▸ **WORK INSTRUCTIONS**:
Every record must appear in your copy exactly as written, with no pictures.

▸ **DATA IN THIS EXERCISE**:
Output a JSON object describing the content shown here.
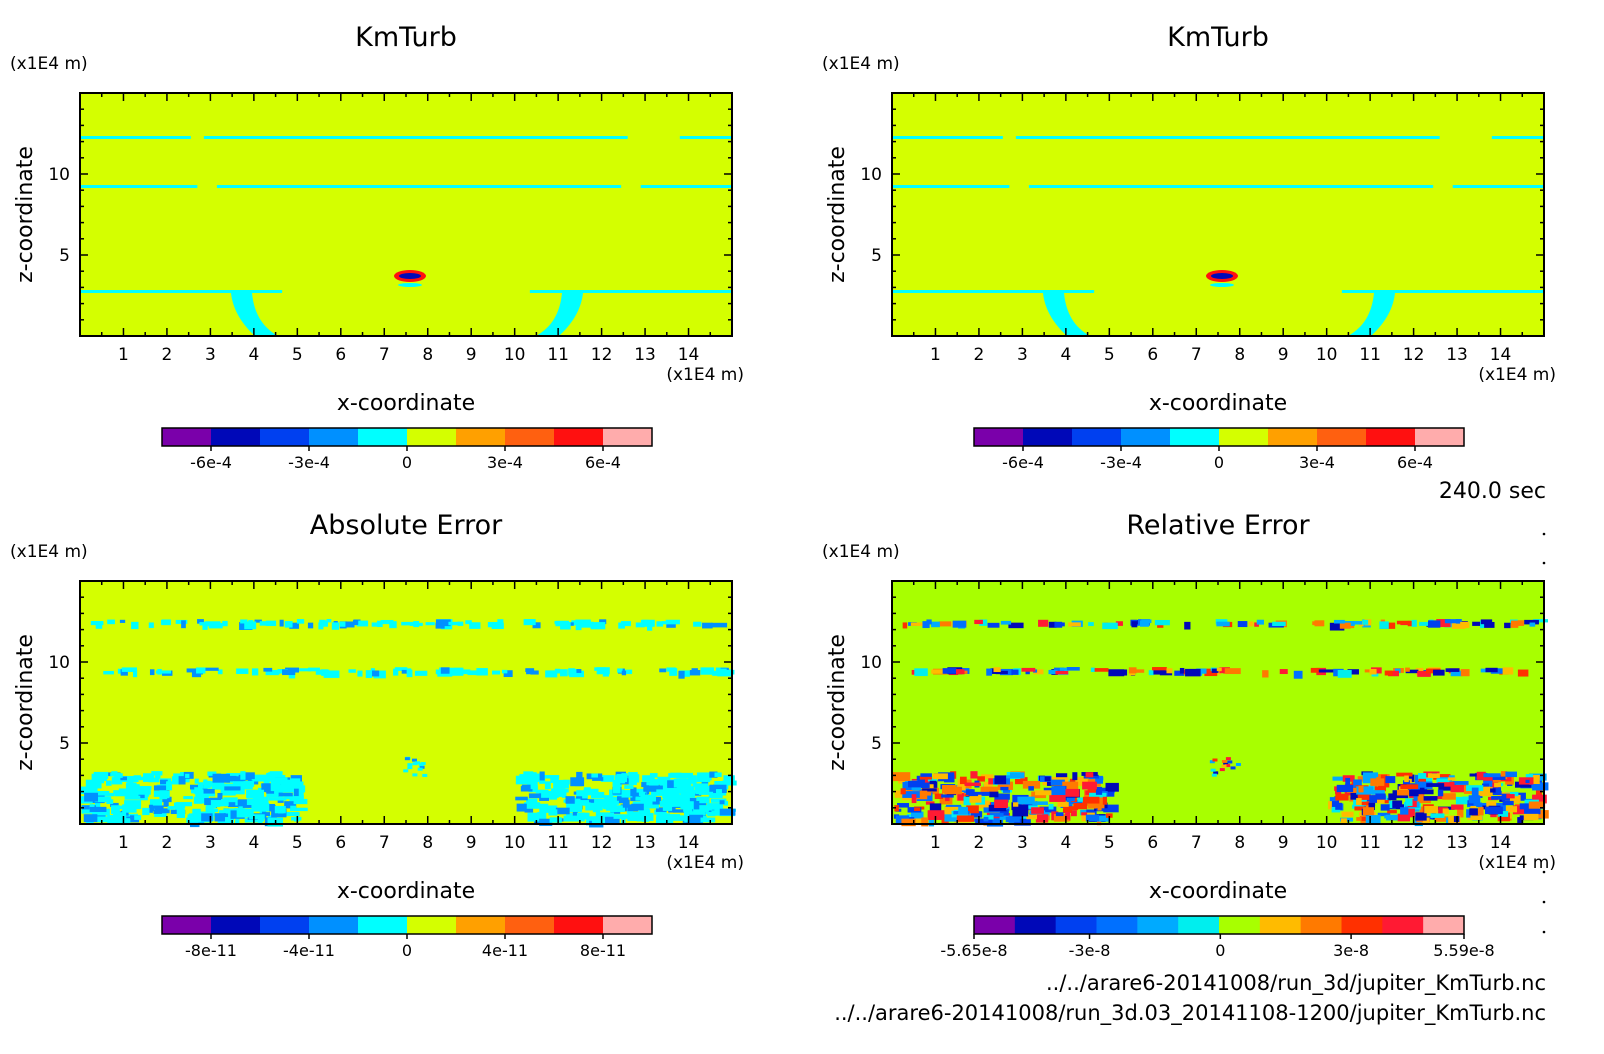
{
  "colors": {
    "scale10": [
      "#7a00aa",
      "#0008b8",
      "#0040f0",
      "#0090ff",
      "#00ffff",
      "#d4ff00",
      "#ffa000",
      "#ff6010",
      "#ff1010",
      "#ffacac"
    ],
    "scale11": [
      "#7a00aa",
      "#0008b8",
      "#0040f0",
      "#0070ff",
      "#00aaff",
      "#00eeee",
      "#a8ff00",
      "#ffbb00",
      "#ff7a00",
      "#ff3000",
      "#ff1a33",
      "#ffacac"
    ],
    "field_km": "#d4ff00",
    "field_rel": "#a8ff00"
  },
  "time_label": "240.0 sec",
  "file_paths": [
    "../../arare6-20141008/run_3d/jupiter_KmTurb.nc",
    "../../arare6-20141008/run_3d.03_20141108-1200/jupiter_KmTurb.nc"
  ],
  "chart_data": [
    {
      "type": "heatmap",
      "title": "KmTurb",
      "xlabel": "x-coordinate",
      "ylabel": "z-coordinate",
      "x_unit": "(x1E4 m)",
      "y_unit": "(x1E4 m)",
      "x_ticks": [
        "1",
        "2",
        "3",
        "4",
        "5",
        "6",
        "7",
        "8",
        "9",
        "10",
        "11",
        "12",
        "13",
        "14"
      ],
      "y_ticks": [
        "5",
        "10"
      ],
      "xlim": [
        0,
        15
      ],
      "ylim": [
        0,
        15
      ],
      "colorbar_ticks": [
        "-6e-4",
        "-3e-4",
        "0",
        "3e-4",
        "6e-4"
      ],
      "colorbar_range": [
        -0.00075,
        0.00075
      ],
      "background_level": 0
    },
    {
      "type": "heatmap",
      "title": "KmTurb",
      "xlabel": "x-coordinate",
      "ylabel": "z-coordinate",
      "x_unit": "(x1E4 m)",
      "y_unit": "(x1E4 m)",
      "x_ticks": [
        "1",
        "2",
        "3",
        "4",
        "5",
        "6",
        "7",
        "8",
        "9",
        "10",
        "11",
        "12",
        "13",
        "14"
      ],
      "y_ticks": [
        "5",
        "10"
      ],
      "xlim": [
        0,
        15
      ],
      "ylim": [
        0,
        15
      ],
      "colorbar_ticks": [
        "-6e-4",
        "-3e-4",
        "0",
        "3e-4",
        "6e-4"
      ],
      "colorbar_range": [
        -0.00075,
        0.00075
      ],
      "background_level": 0
    },
    {
      "type": "heatmap",
      "title": "Absolute Error",
      "xlabel": "x-coordinate",
      "ylabel": "z-coordinate",
      "x_unit": "(x1E4 m)",
      "y_unit": "(x1E4 m)",
      "x_ticks": [
        "1",
        "2",
        "3",
        "4",
        "5",
        "6",
        "7",
        "8",
        "9",
        "10",
        "11",
        "12",
        "13",
        "14"
      ],
      "y_ticks": [
        "5",
        "10"
      ],
      "xlim": [
        0,
        15
      ],
      "ylim": [
        0,
        15
      ],
      "colorbar_ticks": [
        "-8e-11",
        "-4e-11",
        "0",
        "4e-11",
        "8e-11"
      ],
      "colorbar_range": [
        -1e-10,
        1e-10
      ],
      "background_level": 0
    },
    {
      "type": "heatmap",
      "title": "Relative Error",
      "xlabel": "x-coordinate",
      "ylabel": "z-coordinate",
      "x_unit": "(x1E4 m)",
      "y_unit": "(x1E4 m)",
      "x_ticks": [
        "1",
        "2",
        "3",
        "4",
        "5",
        "6",
        "7",
        "8",
        "9",
        "10",
        "11",
        "12",
        "13",
        "14"
      ],
      "y_ticks": [
        "5",
        "10"
      ],
      "xlim": [
        0,
        15
      ],
      "ylim": [
        0,
        15
      ],
      "colorbar_ticks": [
        "-5.65e-8",
        "-3e-8",
        "0",
        "3e-8",
        "5.59e-8"
      ],
      "colorbar_range": [
        -5.65e-08,
        5.59e-08
      ],
      "background_level": 0
    }
  ]
}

▸ **OUTPUT BELOW**:
Output a JSON object describing the content shown here.
{
  "colors": {
    "scale10": [
      "#7a00aa",
      "#0008b8",
      "#0040f0",
      "#0090ff",
      "#00ffff",
      "#d4ff00",
      "#ffa000",
      "#ff6010",
      "#ff1010",
      "#ffacac"
    ],
    "scale11": [
      "#7a00aa",
      "#0008b8",
      "#0040f0",
      "#0070ff",
      "#00aaff",
      "#00eeee",
      "#a8ff00",
      "#ffbb00",
      "#ff7a00",
      "#ff3000",
      "#ff1a33",
      "#ffacac"
    ],
    "field_km": "#d4ff00",
    "field_rel": "#a8ff00"
  },
  "time_label": "240.0 sec",
  "file_paths": [
    "../../arare6-20141008/run_3d/jupiter_KmTurb.nc",
    "../../arare6-20141008/run_3d.03_20141108-1200/jupiter_KmTurb.nc"
  ],
  "chart_data": [
    {
      "type": "heatmap",
      "title": "KmTurb",
      "xlabel": "x-coordinate",
      "ylabel": "z-coordinate",
      "x_unit": "(x1E4 m)",
      "y_unit": "(x1E4 m)",
      "x_ticks": [
        "1",
        "2",
        "3",
        "4",
        "5",
        "6",
        "7",
        "8",
        "9",
        "10",
        "11",
        "12",
        "13",
        "14"
      ],
      "y_ticks": [
        "5",
        "10"
      ],
      "xlim": [
        0,
        15
      ],
      "ylim": [
        0,
        15
      ],
      "colorbar_ticks": [
        "-6e-4",
        "-3e-4",
        "0",
        "3e-4",
        "6e-4"
      ],
      "colorbar_range": [
        -0.00075,
        0.00075
      ],
      "background_level": 0
    },
    {
      "type": "heatmap",
      "title": "KmTurb",
      "xlabel": "x-coordinate",
      "ylabel": "z-coordinate",
      "x_unit": "(x1E4 m)",
      "y_unit": "(x1E4 m)",
      "x_ticks": [
        "1",
        "2",
        "3",
        "4",
        "5",
        "6",
        "7",
        "8",
        "9",
        "10",
        "11",
        "12",
        "13",
        "14"
      ],
      "y_ticks": [
        "5",
        "10"
      ],
      "xlim": [
        0,
        15
      ],
      "ylim": [
        0,
        15
      ],
      "colorbar_ticks": [
        "-6e-4",
        "-3e-4",
        "0",
        "3e-4",
        "6e-4"
      ],
      "colorbar_range": [
        -0.00075,
        0.00075
      ],
      "background_level": 0
    },
    {
      "type": "heatmap",
      "title": "Absolute Error",
      "xlabel": "x-coordinate",
      "ylabel": "z-coordinate",
      "x_unit": "(x1E4 m)",
      "y_unit": "(x1E4 m)",
      "x_ticks": [
        "1",
        "2",
        "3",
        "4",
        "5",
        "6",
        "7",
        "8",
        "9",
        "10",
        "11",
        "12",
        "13",
        "14"
      ],
      "y_ticks": [
        "5",
        "10"
      ],
      "xlim": [
        0,
        15
      ],
      "ylim": [
        0,
        15
      ],
      "colorbar_ticks": [
        "-8e-11",
        "-4e-11",
        "0",
        "4e-11",
        "8e-11"
      ],
      "colorbar_range": [
        -1e-10,
        1e-10
      ],
      "background_level": 0
    },
    {
      "type": "heatmap",
      "title": "Relative Error",
      "xlabel": "x-coordinate",
      "ylabel": "z-coordinate",
      "x_unit": "(x1E4 m)",
      "y_unit": "(x1E4 m)",
      "x_ticks": [
        "1",
        "2",
        "3",
        "4",
        "5",
        "6",
        "7",
        "8",
        "9",
        "10",
        "11",
        "12",
        "13",
        "14"
      ],
      "y_ticks": [
        "5",
        "10"
      ],
      "xlim": [
        0,
        15
      ],
      "ylim": [
        0,
        15
      ],
      "colorbar_ticks": [
        "-5.65e-8",
        "-3e-8",
        "0",
        "3e-8",
        "5.59e-8"
      ],
      "colorbar_range": [
        -5.65e-08,
        5.59e-08
      ],
      "background_level": 0
    }
  ]
}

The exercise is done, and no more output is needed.